GIVEN PROBLEM:
Do not carry the pictures over; copy every other part of the entries exactly.

EXERCISE INPUTS:
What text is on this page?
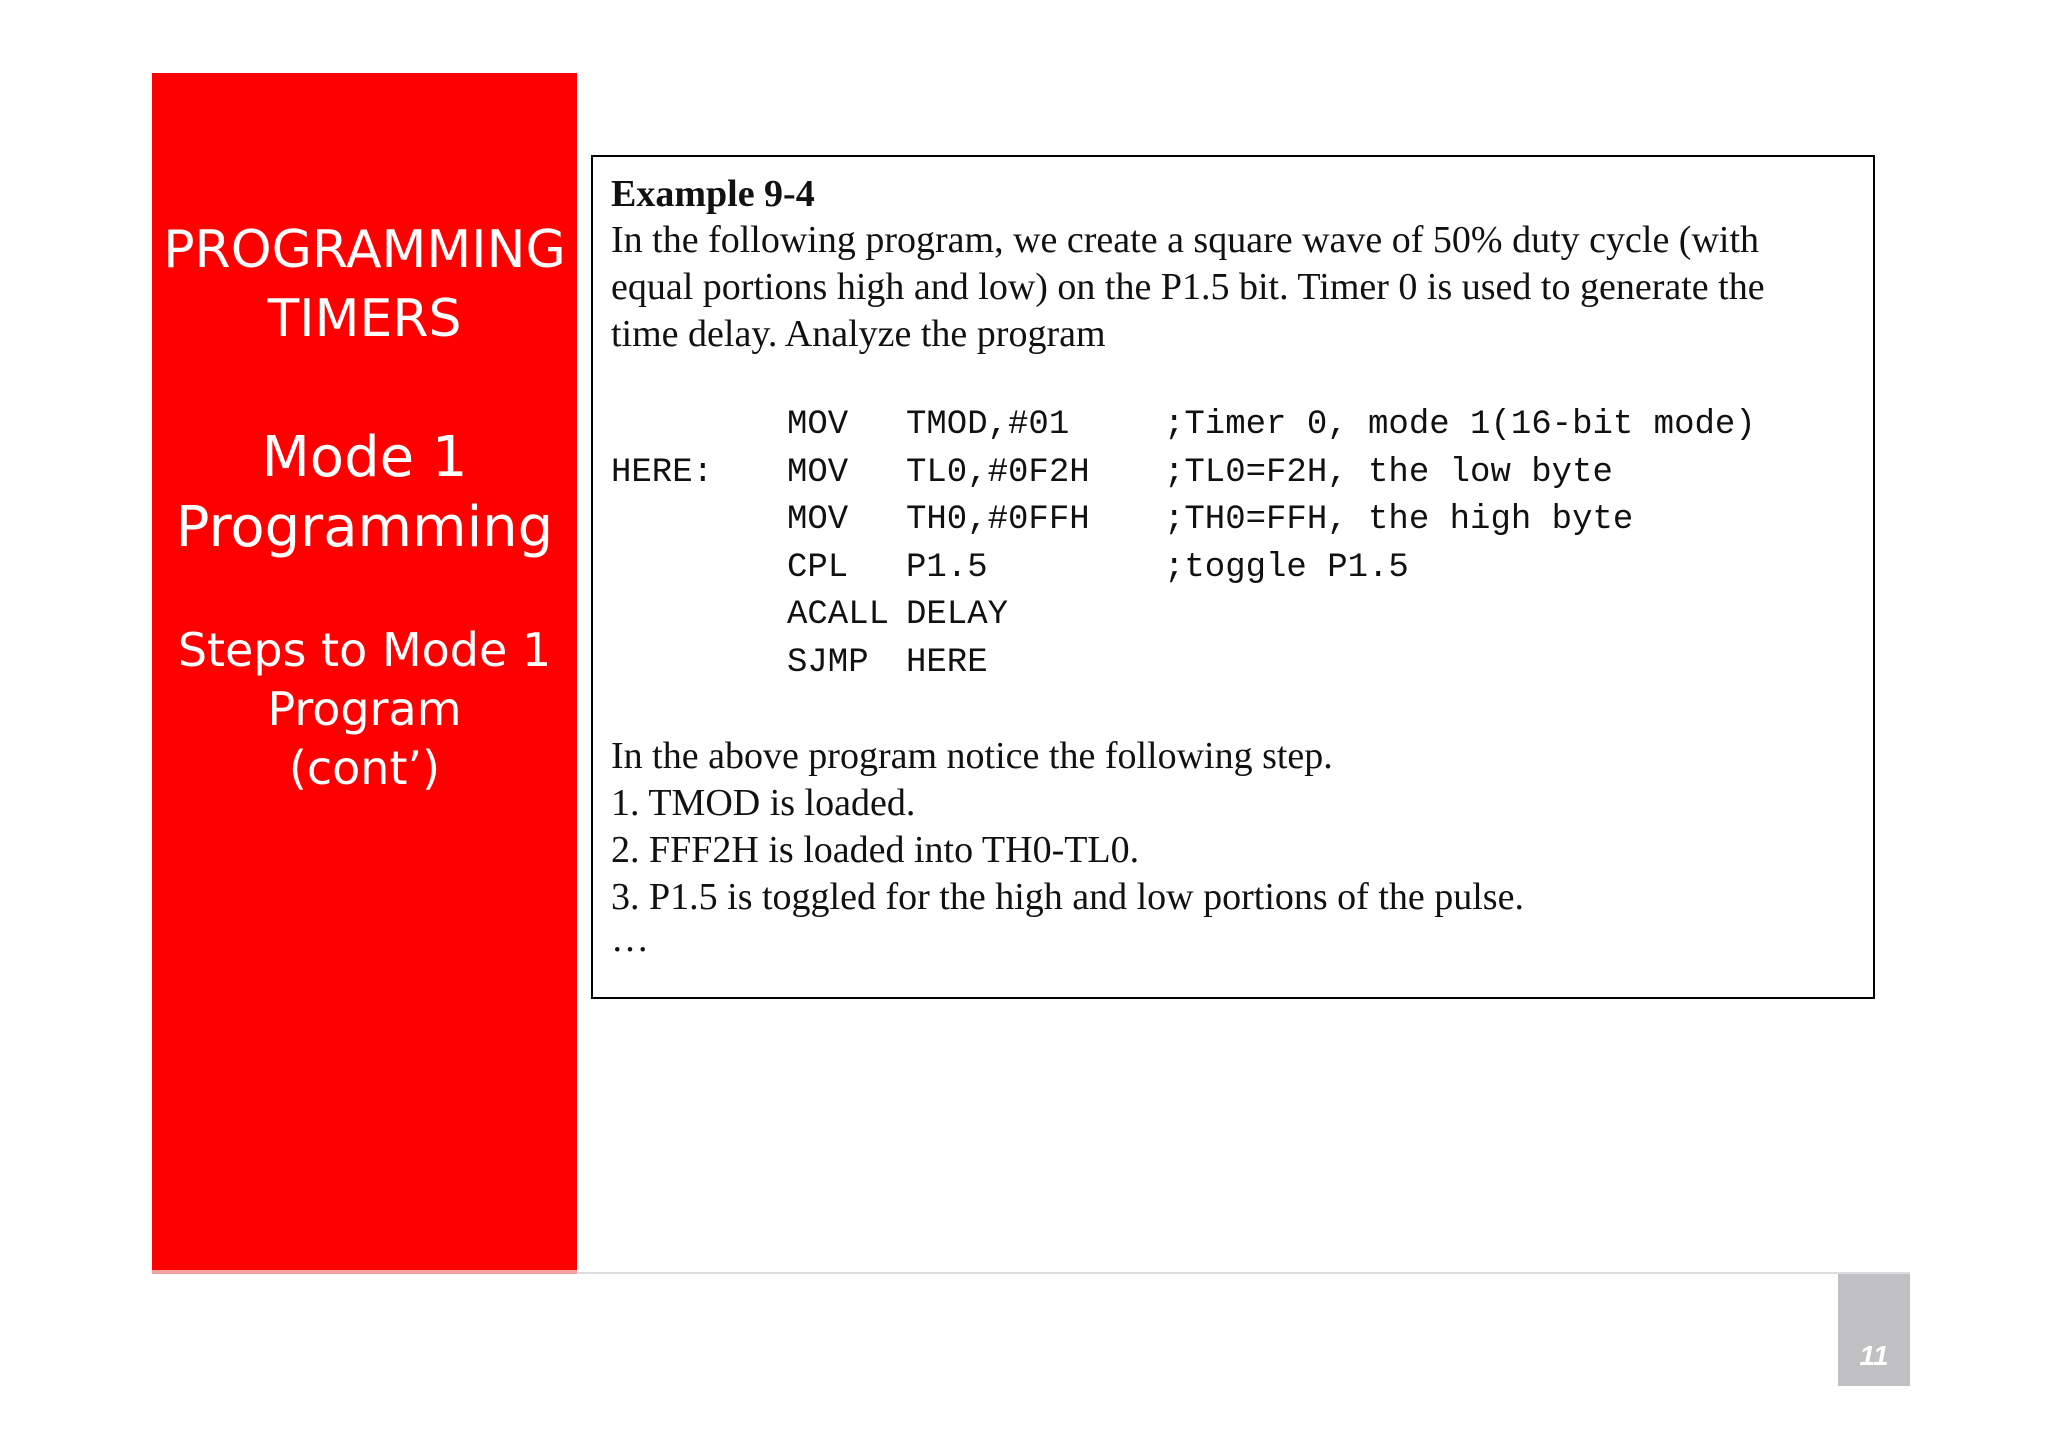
PROGRAMMING
TIMERS
Mode 1
Programming
Steps to Mode 1
Program
(cont’)
Example 9-4
In the following program, we create a square wave of 50% duty cycle (with
equal portions high and low) on the P1.5 bit. Timer 0 is used to generate the
time delay. Analyze the program
MOV TMOD,#01	;Timer 0, mode 1(16-bit mode)
HERE: MOV TL0,#0F2H ;TL0=F2H, the low byte
MOV TH0,#0FFH ;TH0=FFH, the high byte
CPL P1.5	;toggle P1.5
ACALL DELAY
SJMP HERE
In the above program notice the following step.
1. TMOD is loaded.
2. FFF2H is loaded into TH0-TL0.
3. P1.5 is toggled for the high and low portions of the pulse.
…
11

REPLY TO THE EXERCISE:
What text is on this page?
PROGRAMMING
TIMERS
Mode 1
Programming
Steps to Mode 1
Program
(cont’)
Example 9-4
In the following program, we create a square wave of 50% duty cycle (with
equal portions high and low) on the P1.5 bit. Timer 0 is used to generate the
time delay. Analyze the program
MOV TMOD,#01	;Timer 0, mode 1(16-bit mode)
HERE: MOV TL0,#0F2H ;TL0=F2H, the low byte
MOV TH0,#0FFH ;TH0=FFH, the high byte
CPL P1.5	;toggle P1.5
ACALL DELAY
SJMP HERE
In the above program notice the following step.
1. TMOD is loaded.
2. FFF2H is loaded into TH0-TL0.
3. P1.5 is toggled for the high and low portions of the pulse.
…
11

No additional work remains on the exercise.